--- INPUT MATERIAL ---

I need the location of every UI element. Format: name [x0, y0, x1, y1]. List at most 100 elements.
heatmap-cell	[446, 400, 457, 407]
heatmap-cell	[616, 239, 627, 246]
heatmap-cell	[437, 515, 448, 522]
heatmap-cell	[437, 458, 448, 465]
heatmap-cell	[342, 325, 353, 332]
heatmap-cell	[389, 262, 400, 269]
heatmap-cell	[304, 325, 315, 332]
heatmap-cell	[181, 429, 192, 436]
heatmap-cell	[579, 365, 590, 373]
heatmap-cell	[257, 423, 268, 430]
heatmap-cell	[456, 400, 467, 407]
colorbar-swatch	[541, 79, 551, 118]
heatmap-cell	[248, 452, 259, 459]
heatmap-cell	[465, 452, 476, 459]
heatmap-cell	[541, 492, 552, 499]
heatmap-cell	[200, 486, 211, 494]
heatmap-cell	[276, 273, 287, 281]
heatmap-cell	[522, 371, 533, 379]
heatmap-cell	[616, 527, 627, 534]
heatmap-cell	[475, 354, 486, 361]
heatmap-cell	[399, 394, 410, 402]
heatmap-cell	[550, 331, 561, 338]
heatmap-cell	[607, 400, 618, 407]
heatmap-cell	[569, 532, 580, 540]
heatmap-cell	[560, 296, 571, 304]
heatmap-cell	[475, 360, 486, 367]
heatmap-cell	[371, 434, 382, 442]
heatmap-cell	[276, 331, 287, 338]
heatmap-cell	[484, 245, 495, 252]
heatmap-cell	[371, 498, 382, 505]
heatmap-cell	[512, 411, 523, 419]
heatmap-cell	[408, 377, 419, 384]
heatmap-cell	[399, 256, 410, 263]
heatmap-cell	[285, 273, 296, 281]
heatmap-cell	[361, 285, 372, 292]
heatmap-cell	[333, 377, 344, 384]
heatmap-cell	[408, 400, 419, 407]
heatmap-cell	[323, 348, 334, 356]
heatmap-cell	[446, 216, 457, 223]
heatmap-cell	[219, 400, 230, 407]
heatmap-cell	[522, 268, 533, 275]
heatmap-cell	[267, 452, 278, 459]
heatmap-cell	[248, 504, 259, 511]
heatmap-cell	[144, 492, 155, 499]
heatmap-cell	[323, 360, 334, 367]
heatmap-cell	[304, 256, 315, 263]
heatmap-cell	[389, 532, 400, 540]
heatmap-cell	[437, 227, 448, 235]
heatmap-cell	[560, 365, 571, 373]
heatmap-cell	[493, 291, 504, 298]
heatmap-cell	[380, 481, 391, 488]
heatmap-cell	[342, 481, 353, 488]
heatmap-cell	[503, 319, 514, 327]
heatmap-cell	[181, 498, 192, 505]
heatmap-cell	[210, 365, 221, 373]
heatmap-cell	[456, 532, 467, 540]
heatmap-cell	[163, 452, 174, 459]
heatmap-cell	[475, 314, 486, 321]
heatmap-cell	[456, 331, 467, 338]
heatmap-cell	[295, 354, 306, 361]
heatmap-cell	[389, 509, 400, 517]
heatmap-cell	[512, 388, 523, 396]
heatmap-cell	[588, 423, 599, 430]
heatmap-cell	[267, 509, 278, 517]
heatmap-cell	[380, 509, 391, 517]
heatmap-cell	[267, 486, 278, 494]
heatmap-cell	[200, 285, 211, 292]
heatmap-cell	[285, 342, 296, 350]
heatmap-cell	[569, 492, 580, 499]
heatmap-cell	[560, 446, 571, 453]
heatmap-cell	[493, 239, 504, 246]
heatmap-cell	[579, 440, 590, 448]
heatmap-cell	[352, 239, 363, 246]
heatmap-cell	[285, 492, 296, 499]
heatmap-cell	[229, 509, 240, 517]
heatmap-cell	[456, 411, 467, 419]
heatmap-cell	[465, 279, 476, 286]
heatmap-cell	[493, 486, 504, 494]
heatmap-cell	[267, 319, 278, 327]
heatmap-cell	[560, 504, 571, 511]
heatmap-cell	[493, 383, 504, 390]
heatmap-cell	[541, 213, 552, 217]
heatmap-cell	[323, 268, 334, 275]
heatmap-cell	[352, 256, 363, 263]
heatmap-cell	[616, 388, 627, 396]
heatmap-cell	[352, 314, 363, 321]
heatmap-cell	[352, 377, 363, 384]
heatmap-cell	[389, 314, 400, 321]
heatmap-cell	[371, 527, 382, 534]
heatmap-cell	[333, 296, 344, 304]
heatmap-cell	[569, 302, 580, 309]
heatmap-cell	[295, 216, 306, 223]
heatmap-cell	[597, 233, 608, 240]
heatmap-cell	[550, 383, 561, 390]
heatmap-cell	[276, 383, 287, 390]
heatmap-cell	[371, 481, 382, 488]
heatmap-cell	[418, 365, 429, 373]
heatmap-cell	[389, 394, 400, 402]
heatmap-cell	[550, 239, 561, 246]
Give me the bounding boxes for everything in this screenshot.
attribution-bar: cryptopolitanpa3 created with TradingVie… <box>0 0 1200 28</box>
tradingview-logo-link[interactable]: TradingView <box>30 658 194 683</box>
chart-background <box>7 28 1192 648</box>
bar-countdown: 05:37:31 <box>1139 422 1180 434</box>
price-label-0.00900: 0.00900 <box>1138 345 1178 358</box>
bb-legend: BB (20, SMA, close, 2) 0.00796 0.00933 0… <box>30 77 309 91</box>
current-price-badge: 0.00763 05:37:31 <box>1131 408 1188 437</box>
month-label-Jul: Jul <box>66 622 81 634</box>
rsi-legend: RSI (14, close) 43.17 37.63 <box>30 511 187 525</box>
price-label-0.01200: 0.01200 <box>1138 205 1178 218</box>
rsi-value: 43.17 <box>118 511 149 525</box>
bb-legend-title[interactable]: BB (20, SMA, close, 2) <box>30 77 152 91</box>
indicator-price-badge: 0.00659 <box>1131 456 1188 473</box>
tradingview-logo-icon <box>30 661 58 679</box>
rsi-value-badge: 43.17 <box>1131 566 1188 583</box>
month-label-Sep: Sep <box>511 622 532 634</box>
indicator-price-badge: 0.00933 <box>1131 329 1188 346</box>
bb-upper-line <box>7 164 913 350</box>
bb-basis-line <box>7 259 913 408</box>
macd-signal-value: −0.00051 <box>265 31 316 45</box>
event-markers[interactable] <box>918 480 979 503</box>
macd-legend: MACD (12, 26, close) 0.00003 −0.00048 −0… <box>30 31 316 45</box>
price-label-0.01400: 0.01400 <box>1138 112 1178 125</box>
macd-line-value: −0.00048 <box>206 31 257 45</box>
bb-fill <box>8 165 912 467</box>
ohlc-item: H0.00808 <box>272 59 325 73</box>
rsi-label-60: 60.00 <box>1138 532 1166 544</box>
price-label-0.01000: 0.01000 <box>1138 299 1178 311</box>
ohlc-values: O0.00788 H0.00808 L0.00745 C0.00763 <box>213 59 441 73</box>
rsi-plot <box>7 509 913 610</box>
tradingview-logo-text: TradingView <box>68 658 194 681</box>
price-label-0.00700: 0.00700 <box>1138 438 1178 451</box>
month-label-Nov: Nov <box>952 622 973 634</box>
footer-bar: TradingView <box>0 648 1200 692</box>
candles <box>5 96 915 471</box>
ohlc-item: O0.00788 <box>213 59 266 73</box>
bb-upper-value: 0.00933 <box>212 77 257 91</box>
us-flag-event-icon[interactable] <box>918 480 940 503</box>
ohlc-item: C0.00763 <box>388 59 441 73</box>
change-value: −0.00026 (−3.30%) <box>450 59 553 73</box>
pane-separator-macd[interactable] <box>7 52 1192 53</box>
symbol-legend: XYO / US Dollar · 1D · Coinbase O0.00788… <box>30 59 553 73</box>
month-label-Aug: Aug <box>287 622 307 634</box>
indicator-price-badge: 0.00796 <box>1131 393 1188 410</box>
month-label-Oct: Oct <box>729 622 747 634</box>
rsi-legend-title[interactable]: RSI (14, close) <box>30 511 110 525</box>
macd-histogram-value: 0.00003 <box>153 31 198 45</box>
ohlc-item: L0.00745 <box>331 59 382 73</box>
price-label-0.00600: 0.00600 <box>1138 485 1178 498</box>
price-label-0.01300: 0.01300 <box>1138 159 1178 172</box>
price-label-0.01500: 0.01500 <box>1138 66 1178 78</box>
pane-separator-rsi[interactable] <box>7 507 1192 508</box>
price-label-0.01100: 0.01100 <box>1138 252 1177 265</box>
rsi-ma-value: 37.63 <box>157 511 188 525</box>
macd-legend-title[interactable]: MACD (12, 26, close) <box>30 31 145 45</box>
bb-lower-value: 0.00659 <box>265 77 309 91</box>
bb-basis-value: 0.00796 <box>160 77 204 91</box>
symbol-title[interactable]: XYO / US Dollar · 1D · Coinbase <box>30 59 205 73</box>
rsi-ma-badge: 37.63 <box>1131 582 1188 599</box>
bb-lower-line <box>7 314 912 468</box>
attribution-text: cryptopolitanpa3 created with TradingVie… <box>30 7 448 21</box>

---

Copy the lines of the records verbatim, starting with the first line of the records and going on through the line with "365, 590, 373]", including both of those lines.

▶ _EXERCISE OUTPUT_
I need the location of every UI element. Format: name [x0, y0, x1, y1]. List at most 100 elements.
heatmap-cell	[446, 400, 457, 407]
heatmap-cell	[616, 239, 627, 246]
heatmap-cell	[437, 515, 448, 522]
heatmap-cell	[437, 458, 448, 465]
heatmap-cell	[342, 325, 353, 332]
heatmap-cell	[389, 262, 400, 269]
heatmap-cell	[304, 325, 315, 332]
heatmap-cell	[181, 429, 192, 436]
heatmap-cell	[579, 365, 590, 373]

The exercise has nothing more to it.